Extracted records
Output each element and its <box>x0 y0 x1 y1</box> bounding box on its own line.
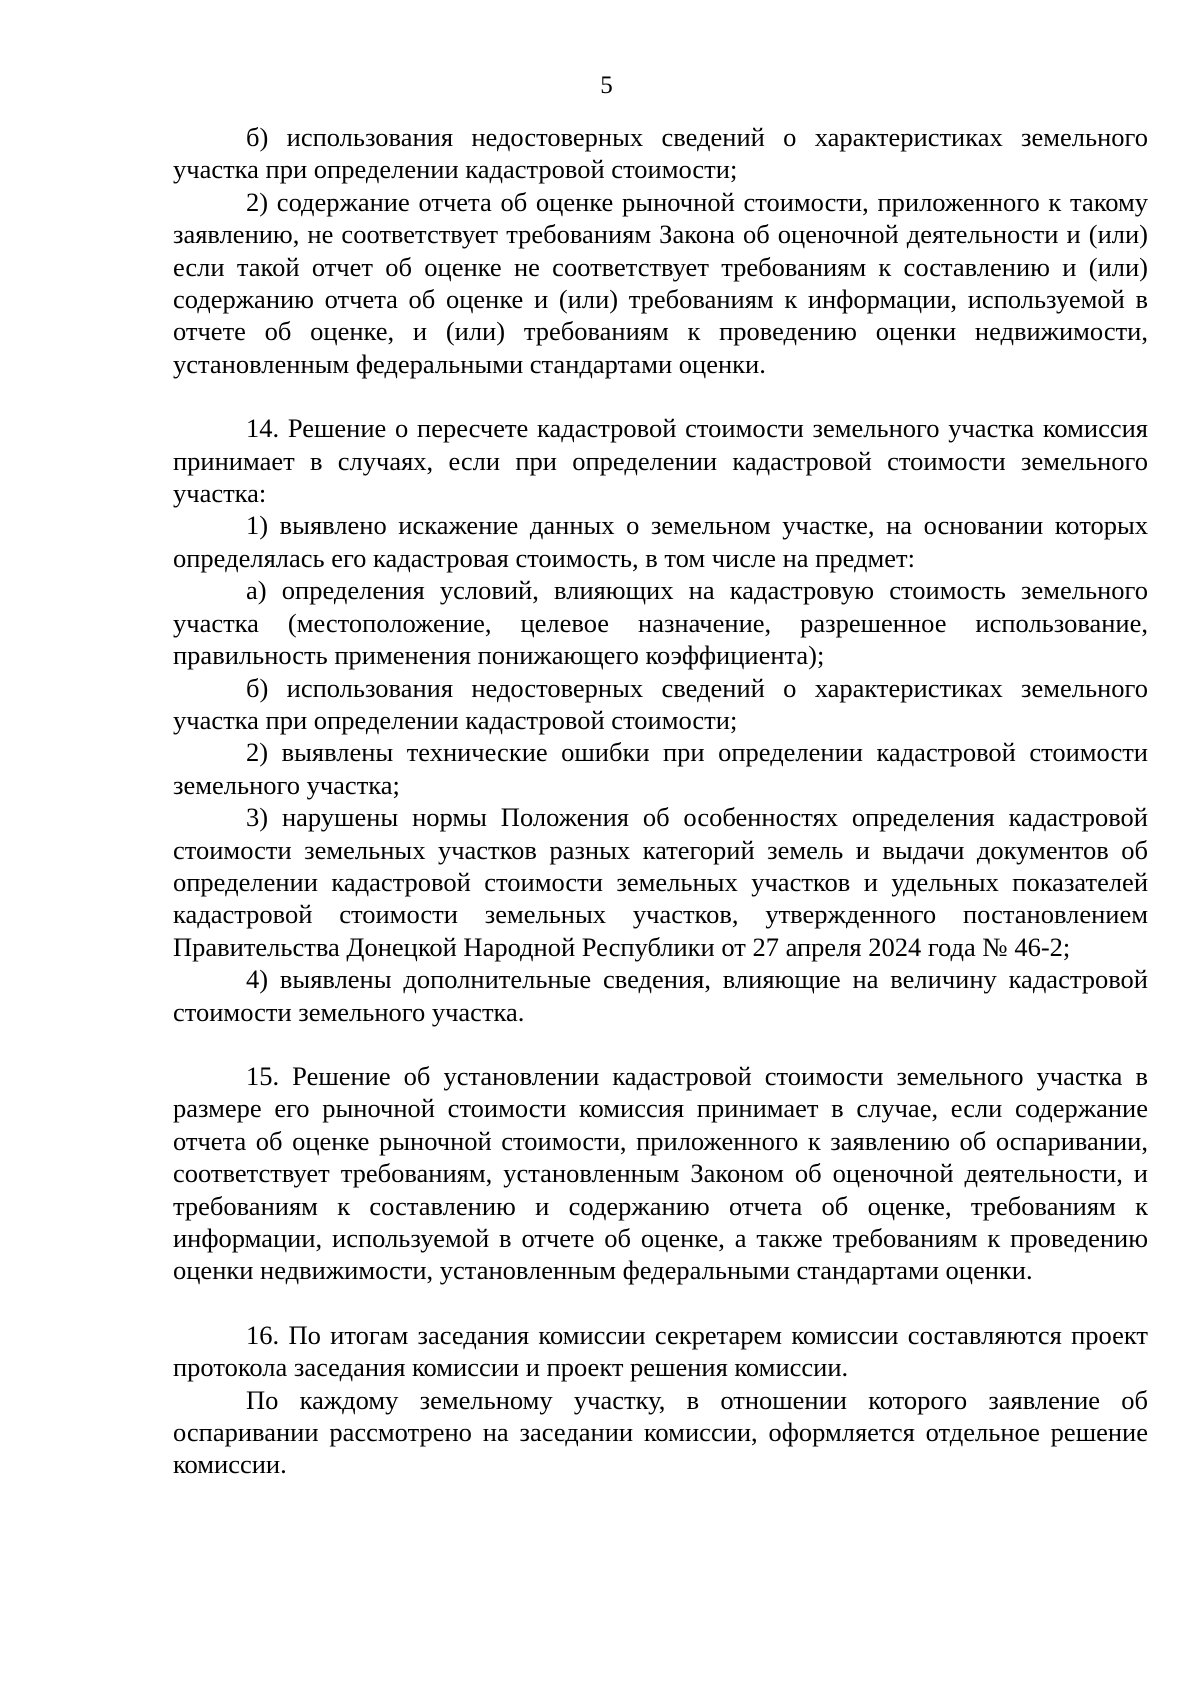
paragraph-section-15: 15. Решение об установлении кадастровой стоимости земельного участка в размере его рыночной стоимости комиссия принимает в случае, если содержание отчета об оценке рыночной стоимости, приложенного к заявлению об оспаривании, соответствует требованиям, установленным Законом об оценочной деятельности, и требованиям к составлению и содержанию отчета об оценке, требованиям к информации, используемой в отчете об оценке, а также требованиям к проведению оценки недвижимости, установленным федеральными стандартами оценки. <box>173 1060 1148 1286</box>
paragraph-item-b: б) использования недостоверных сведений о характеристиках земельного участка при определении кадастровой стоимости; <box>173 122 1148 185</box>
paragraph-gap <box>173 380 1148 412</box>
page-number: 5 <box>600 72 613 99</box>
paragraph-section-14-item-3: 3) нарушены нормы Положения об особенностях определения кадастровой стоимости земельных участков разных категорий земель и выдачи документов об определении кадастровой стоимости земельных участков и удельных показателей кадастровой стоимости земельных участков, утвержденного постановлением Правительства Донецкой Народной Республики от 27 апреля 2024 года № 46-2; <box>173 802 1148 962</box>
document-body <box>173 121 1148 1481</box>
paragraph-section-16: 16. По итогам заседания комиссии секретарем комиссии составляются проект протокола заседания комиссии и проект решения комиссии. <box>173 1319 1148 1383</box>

Set task:
Write out every line of the records above verbatim, omitting the pictures.

Full answer:
Output each element and its <box>x0 y0 x1 y1</box> bounding box on its own line.
paragraph-section-15: 15. Решение об установлении кадастровой стоимости земельного участка в размере его рыночной стоимости комиссия принимает в случае, если содержание отчета об оценке рыночной стоимости, приложенного к заявлению об оспаривании, соответствует требованиям, установленным Законом об оценочной деятельности, и требованиям к составлению и содержанию отчета об оценке, требованиям к информации, используемой в отчете об оценке, а также требованиям к проведению оценки недвижимости, установленным федеральными стандартами оценки. <box>173 1060 1148 1286</box>
paragraph-item-b: б) использования недостоверных сведений о характеристиках земельного участка при определении кадастровой стоимости; <box>173 122 1148 185</box>
paragraph-gap <box>173 380 1148 412</box>
page-number: 5 <box>600 72 613 99</box>
paragraph-section-14-item-3: 3) нарушены нормы Положения об особенностях определения кадастровой стоимости земельных участков разных категорий земель и выдачи документов об определении кадастровой стоимости земельных участков и удельных показателей кадастровой стоимости земельных участков, утвержденного постановлением Правительства Донецкой Народной Республики от 27 апреля 2024 года № 46-2; <box>173 802 1148 962</box>
document-body <box>173 121 1148 1481</box>
paragraph-section-16: 16. По итогам заседания комиссии секретарем комиссии составляются проект протокола заседания комиссии и проект решения комиссии. <box>173 1319 1148 1383</box>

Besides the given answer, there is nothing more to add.